▸ Written request
Identify every line containing the word "also" and reproduce each one.

Saved entries

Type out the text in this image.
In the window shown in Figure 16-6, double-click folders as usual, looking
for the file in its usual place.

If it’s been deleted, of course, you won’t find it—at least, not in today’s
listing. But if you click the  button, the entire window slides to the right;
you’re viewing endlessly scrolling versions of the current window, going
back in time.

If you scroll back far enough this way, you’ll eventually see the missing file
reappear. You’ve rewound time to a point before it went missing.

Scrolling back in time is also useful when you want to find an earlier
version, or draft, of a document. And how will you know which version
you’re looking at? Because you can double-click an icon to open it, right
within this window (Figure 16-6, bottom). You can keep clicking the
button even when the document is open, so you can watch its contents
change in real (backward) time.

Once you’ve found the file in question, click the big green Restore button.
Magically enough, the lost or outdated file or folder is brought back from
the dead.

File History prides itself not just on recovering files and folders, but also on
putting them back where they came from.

▸ Result below
Scrolling back in time is also useful when you want to find an earlier
File History prides itself not just on recovering files and folders, but also on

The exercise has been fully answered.